Please output the lines shown below exactly as they appear.

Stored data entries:
▬▬▬▬▬▬

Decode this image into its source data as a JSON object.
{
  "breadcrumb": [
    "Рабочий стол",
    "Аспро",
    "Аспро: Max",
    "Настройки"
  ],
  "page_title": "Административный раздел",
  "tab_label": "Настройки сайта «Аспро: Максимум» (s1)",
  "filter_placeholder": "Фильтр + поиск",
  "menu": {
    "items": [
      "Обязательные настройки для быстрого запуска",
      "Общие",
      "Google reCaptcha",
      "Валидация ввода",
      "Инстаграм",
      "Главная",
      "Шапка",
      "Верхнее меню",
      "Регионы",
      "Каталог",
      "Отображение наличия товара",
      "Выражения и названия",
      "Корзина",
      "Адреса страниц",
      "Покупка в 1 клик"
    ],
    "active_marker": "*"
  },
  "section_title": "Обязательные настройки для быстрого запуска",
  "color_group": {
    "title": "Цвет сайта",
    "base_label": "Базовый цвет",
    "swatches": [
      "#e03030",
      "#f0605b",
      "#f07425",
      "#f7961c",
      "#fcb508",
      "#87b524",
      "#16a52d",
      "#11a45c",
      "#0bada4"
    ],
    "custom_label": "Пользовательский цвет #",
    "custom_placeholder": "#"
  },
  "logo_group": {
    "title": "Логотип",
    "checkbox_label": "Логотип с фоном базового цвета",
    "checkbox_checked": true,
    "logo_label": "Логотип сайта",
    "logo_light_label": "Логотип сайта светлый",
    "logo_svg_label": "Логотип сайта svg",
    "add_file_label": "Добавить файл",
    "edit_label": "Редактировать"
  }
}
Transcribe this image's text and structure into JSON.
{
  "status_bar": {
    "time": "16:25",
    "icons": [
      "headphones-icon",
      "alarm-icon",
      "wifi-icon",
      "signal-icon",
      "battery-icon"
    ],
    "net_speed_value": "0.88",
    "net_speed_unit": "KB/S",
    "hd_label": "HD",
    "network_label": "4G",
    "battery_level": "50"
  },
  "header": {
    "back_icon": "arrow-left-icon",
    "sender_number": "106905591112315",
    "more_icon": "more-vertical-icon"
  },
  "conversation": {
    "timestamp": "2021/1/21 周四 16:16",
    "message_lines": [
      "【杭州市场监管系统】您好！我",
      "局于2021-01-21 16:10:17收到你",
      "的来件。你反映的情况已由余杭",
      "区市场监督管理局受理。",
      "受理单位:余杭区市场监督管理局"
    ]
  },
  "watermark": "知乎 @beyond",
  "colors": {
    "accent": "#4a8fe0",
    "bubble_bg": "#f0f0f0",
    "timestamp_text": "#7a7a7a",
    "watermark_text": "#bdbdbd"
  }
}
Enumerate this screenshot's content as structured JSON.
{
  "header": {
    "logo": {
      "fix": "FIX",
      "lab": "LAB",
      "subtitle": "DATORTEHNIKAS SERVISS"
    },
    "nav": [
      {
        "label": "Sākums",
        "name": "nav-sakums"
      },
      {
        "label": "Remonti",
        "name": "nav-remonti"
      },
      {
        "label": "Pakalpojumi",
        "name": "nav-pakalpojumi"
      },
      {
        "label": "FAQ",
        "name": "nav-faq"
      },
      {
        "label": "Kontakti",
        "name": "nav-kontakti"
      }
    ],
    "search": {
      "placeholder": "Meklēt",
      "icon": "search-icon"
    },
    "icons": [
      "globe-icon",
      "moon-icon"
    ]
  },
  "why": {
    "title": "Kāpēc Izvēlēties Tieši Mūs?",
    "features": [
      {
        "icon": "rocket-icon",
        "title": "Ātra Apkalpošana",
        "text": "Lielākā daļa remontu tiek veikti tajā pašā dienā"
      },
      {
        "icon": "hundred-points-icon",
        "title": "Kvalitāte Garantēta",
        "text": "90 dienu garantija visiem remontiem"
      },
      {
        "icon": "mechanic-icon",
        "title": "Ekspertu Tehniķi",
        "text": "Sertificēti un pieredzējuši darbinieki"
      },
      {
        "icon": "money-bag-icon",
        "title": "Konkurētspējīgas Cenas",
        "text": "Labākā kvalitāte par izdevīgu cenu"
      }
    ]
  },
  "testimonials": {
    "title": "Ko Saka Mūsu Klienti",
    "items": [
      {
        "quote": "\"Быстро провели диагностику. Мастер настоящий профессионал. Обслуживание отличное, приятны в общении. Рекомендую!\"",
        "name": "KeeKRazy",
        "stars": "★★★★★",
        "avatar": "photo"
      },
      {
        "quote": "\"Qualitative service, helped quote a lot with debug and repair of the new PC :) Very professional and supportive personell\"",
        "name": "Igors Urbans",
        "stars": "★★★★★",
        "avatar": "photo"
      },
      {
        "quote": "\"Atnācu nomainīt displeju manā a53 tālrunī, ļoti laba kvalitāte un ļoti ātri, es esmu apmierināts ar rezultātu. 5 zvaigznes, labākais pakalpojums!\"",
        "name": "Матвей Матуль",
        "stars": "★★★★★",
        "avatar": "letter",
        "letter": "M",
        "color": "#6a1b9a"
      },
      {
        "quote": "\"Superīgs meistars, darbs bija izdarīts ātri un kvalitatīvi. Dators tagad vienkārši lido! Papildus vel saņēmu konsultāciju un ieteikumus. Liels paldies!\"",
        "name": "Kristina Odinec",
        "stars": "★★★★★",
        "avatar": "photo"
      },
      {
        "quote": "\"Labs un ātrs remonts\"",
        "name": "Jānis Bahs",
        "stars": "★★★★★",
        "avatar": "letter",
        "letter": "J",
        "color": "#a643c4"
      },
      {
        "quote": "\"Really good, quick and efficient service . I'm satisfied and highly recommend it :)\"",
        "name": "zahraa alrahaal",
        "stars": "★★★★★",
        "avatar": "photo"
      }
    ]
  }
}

▬▬▬▬▬▬

*FINAL RESULT*:
Decode this image into its source data as a JSON object.
{
  "breadcrumb": [
    "Рабочий стол",
    "Аспро",
    "Аспро: Max",
    "Настройки"
  ],
  "page_title": "Административный раздел",
  "tab_label": "Настройки сайта «Аспро: Максимум» (s1)",
  "filter_placeholder": "Фильтр + поиск",
  "menu": {
    "items": [
      "Обязательные настройки для быстрого запуска",
      "Общие",
      "Google reCaptcha",
      "Валидация ввода",
      "Инстаграм",
      "Главная",
      "Шапка",
      "Верхнее меню",
      "Регионы",
      "Каталог",
      "Отображение наличия товара",
      "Выражения и названия",
      "Корзина",
      "Адреса страниц",
      "Покупка в 1 клик"
    ],
    "active_marker": "*"
  },
  "section_title": "Обязательные настройки для быстрого запуска",
  "color_group": {
    "title": "Цвет сайта",
    "base_label": "Базовый цвет",
    "swatches": [
      "#e03030",
      "#f0605b",
      "#f07425",
      "#f7961c",
      "#fcb508",
      "#87b524",
      "#16a52d",
      "#11a45c",
      "#0bada4"
    ],
    "custom_label": "Пользовательский цвет #",
    "custom_placeholder": "#"
  },
  "logo_group": {
    "title": "Логотип",
    "checkbox_label": "Логотип с фоном базового цвета",
    "checkbox_checked": true,
    "logo_label": "Логотип сайта",
    "logo_light_label": "Логотип сайта светлый",
    "logo_svg_label": "Логотип сайта svg",
    "add_file_label": "Добавить файл",
    "edit_label": "Редактировать"
  }
}
Transcribe this image's text and structure into JSON.
{
  "status_bar": {
    "time": "16:25",
    "icons": [
      "headphones-icon",
      "alarm-icon",
      "wifi-icon",
      "signal-icon",
      "battery-icon"
    ],
    "net_speed_value": "0.88",
    "net_speed_unit": "KB/S",
    "hd_label": "HD",
    "network_label": "4G",
    "battery_level": "50"
  },
  "header": {
    "back_icon": "arrow-left-icon",
    "sender_number": "106905591112315",
    "more_icon": "more-vertical-icon"
  },
  "conversation": {
    "timestamp": "2021/1/21 周四 16:16",
    "message_lines": [
      "【杭州市场监管系统】您好！我",
      "局于2021-01-21 16:10:17收到你",
      "的来件。你反映的情况已由余杭",
      "区市场监督管理局受理。",
      "受理单位:余杭区市场监督管理局"
    ]
  },
  "watermark": "知乎 @beyond",
  "colors": {
    "accent": "#4a8fe0",
    "bubble_bg": "#f0f0f0",
    "timestamp_text": "#7a7a7a",
    "watermark_text": "#bdbdbd"
  }
}
Enumerate this screenshot's content as structured JSON.
{
  "header": {
    "logo": {
      "fix": "FIX",
      "lab": "LAB",
      "subtitle": "DATORTEHNIKAS SERVISS"
    },
    "nav": [
      {
        "label": "Sākums",
        "name": "nav-sakums"
      },
      {
        "label": "Remonti",
        "name": "nav-remonti"
      },
      {
        "label": "Pakalpojumi",
        "name": "nav-pakalpojumi"
      },
      {
        "label": "FAQ",
        "name": "nav-faq"
      },
      {
        "label": "Kontakti",
        "name": "nav-kontakti"
      }
    ],
    "search": {
      "placeholder": "Meklēt",
      "icon": "search-icon"
    },
    "icons": [
      "globe-icon",
      "moon-icon"
    ]
  },
  "why": {
    "title": "Kāpēc Izvēlēties Tieši Mūs?",
    "features": [
      {
        "icon": "rocket-icon",
        "title": "Ātra Apkalpošana",
        "text": "Lielākā daļa remontu tiek veikti tajā pašā dienā"
      },
      {
        "icon": "hundred-points-icon",
        "title": "Kvalitāte Garantēta",
        "text": "90 dienu garantija visiem remontiem"
      },
      {
        "icon": "mechanic-icon",
        "title": "Ekspertu Tehniķi",
        "text": "Sertificēti un pieredzējuši darbinieki"
      },
      {
        "icon": "money-bag-icon",
        "title": "Konkurētspējīgas Cenas",
        "text": "Labākā kvalitāte par izdevīgu cenu"
      }
    ]
  },
  "testimonials": {
    "title": "Ko Saka Mūsu Klienti",
    "items": [
      {
        "quote": "\"Быстро провели диагностику. Мастер настоящий профессионал. Обслуживание отличное, приятны в общении. Рекомендую!\"",
        "name": "KeeKRazy",
        "stars": "★★★★★",
        "avatar": "photo"
      },
      {
        "quote": "\"Qualitative service, helped quote a lot with debug and repair of the new PC :) Very professional and supportive personell\"",
        "name": "Igors Urbans",
        "stars": "★★★★★",
        "avatar": "photo"
      },
      {
        "quote": "\"Atnācu nomainīt displeju manā a53 tālrunī, ļoti laba kvalitāte un ļoti ātri, es esmu apmierināts ar rezultātu. 5 zvaigznes, labākais pakalpojums!\"",
        "name": "Матвей Матуль",
        "stars": "★★★★★",
        "avatar": "letter",
        "letter": "M",
        "color": "#6a1b9a"
      },
      {
        "quote": "\"Superīgs meistars, darbs bija izdarīts ātri un kvalitatīvi. Dators tagad vienkārši lido! Papildus vel saņēmu konsultāciju un ieteikumus. Liels paldies!\"",
        "name": "Kristina Odinec",
        "stars": "★★★★★",
        "avatar": "photo"
      },
      {
        "quote": "\"Labs un ātrs remonts\"",
        "name": "Jānis Bahs",
        "stars": "★★★★★",
        "avatar": "letter",
        "letter": "J",
        "color": "#a643c4"
      },
      {
        "quote": "\"Really good, quick and efficient service . I'm satisfied and highly recommend it :)\"",
        "name": "zahraa alrahaal",
        "stars": "★★★★★",
        "avatar": "photo"
      }
    ]
  }
}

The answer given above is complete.